### MATERIAL

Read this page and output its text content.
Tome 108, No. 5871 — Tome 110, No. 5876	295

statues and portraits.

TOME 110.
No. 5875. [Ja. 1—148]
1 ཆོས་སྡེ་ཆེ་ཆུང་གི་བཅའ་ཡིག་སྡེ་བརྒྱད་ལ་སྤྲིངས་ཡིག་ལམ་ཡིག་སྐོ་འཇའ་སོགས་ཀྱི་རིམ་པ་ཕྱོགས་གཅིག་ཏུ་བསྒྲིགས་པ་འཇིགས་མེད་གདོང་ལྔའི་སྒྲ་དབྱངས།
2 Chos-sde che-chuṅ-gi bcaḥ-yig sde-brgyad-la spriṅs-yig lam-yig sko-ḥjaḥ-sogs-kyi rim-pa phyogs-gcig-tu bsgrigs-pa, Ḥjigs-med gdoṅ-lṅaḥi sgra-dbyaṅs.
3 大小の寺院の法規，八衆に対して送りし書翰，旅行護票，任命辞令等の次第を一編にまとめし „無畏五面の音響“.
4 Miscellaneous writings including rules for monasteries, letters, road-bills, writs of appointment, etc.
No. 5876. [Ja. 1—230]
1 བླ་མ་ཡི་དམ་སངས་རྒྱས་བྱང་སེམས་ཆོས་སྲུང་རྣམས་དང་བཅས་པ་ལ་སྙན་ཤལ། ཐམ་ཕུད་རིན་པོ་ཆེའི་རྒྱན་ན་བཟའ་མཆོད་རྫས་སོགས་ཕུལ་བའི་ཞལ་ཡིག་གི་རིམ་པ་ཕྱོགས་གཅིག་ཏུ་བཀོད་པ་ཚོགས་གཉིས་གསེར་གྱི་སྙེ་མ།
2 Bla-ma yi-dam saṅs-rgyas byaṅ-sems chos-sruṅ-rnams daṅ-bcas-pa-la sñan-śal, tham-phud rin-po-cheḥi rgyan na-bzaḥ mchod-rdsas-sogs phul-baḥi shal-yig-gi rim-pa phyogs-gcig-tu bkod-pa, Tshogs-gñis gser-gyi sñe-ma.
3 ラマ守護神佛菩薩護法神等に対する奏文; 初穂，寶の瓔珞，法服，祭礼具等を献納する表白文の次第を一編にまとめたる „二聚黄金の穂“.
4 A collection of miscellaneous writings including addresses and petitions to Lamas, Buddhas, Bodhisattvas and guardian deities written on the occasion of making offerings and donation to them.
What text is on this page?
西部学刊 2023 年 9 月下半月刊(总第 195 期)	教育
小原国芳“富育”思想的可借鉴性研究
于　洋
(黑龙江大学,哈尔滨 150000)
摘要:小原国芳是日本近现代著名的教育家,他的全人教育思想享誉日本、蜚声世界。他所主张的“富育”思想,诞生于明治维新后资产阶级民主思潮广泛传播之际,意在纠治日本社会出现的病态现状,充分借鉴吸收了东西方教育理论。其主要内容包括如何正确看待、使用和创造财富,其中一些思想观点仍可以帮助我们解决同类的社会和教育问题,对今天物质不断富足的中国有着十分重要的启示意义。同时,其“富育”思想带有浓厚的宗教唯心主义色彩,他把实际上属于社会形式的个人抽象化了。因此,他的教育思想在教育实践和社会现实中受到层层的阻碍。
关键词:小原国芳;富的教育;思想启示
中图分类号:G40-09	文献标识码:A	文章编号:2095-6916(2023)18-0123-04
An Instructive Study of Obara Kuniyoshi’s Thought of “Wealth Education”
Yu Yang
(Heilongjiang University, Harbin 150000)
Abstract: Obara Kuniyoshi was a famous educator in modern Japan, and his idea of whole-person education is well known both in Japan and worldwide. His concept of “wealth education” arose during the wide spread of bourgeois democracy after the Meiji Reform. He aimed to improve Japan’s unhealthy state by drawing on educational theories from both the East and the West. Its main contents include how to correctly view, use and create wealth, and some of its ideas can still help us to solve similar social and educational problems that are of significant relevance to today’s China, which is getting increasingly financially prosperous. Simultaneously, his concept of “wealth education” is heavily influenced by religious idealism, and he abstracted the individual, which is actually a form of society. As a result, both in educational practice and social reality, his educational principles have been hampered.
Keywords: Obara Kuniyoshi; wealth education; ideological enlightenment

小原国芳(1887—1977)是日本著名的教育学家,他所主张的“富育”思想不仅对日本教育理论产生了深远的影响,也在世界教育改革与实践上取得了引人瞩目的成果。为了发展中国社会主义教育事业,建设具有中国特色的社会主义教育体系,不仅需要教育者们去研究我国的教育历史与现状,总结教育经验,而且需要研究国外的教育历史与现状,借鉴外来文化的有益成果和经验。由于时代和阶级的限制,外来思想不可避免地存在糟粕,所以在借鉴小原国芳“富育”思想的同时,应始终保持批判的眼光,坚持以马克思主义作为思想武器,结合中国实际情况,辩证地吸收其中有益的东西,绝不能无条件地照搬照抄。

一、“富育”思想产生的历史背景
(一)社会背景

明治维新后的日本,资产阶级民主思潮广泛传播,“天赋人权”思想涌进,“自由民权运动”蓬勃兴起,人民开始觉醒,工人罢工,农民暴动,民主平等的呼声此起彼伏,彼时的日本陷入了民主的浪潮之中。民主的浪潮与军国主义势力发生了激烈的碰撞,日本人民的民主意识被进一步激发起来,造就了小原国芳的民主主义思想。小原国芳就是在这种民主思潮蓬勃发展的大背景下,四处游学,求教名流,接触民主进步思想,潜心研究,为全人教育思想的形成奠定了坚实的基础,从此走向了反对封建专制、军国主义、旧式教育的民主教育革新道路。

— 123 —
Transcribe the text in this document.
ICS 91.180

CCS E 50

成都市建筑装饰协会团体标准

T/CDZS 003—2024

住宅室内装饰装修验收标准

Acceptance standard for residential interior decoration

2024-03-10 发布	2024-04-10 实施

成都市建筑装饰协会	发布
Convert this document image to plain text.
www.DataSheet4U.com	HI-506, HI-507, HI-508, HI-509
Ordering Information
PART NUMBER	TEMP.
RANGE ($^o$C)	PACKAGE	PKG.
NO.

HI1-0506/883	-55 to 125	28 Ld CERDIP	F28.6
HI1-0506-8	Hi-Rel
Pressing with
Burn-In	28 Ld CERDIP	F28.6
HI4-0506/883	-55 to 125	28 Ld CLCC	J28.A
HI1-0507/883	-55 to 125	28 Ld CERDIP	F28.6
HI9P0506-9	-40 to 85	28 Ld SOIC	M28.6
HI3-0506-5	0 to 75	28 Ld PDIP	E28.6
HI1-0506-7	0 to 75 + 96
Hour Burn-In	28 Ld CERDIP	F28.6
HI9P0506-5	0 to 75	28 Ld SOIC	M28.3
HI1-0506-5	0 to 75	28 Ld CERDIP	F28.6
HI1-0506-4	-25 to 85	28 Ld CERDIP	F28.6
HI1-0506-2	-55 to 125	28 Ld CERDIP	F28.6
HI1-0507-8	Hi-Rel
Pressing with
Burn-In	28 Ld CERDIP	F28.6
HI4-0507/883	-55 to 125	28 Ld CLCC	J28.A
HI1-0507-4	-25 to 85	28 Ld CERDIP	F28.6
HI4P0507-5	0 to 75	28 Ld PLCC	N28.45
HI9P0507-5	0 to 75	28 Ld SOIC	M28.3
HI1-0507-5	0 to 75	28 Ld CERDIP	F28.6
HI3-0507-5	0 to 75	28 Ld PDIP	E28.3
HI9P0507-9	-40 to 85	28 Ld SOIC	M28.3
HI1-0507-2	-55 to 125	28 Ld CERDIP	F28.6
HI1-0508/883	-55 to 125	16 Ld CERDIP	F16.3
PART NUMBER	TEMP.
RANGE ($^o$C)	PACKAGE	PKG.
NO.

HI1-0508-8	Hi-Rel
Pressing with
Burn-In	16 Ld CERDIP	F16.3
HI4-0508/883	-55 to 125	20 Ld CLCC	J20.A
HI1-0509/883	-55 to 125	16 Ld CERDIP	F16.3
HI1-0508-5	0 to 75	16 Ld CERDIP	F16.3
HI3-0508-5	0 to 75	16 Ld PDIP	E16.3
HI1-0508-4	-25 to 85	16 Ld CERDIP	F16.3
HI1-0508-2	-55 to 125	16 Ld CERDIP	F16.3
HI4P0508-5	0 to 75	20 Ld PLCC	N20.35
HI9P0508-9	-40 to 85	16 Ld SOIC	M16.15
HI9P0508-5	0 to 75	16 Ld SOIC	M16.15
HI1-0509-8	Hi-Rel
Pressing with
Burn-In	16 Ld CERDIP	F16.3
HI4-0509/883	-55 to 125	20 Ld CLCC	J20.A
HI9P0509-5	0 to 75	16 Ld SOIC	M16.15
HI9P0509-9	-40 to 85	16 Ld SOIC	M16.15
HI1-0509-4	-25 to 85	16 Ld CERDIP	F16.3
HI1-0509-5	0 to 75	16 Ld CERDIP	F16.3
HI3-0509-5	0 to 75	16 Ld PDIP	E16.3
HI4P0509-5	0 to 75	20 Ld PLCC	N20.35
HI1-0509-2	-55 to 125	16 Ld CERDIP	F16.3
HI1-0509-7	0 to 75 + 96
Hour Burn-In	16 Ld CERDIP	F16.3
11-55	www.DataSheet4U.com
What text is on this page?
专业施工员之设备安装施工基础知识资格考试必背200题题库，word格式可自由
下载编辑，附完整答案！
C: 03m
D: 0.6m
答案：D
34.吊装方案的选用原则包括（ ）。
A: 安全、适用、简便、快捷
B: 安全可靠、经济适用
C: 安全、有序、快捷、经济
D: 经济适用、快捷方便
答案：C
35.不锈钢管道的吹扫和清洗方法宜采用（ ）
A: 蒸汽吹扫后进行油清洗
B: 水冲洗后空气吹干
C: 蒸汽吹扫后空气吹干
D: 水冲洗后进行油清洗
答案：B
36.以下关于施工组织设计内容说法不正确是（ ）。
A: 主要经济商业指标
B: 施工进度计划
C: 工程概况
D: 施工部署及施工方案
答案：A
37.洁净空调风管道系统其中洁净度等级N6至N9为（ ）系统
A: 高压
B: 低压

### WRITTEN REQUEST
List each line holding the string "SOIC".

### THE OUTPUT
HI9P0506-9	-40 to 85	28 Ld SOIC	M28.6
HI9P0506-5	0 to 75	28 Ld SOIC	M28.3
HI9P0507-5	0 to 75	28 Ld SOIC	M28.3
HI9P0507-9	-40 to 85	28 Ld SOIC	M28.3
HI9P0508-9	-40 to 85	16 Ld SOIC	M16.15
HI9P0508-5	0 to 75	16 Ld SOIC	M16.15
HI9P0509-5	0 to 75	16 Ld SOIC	M16.15
HI9P0509-9	-40 to 85	16 Ld SOIC	M16.15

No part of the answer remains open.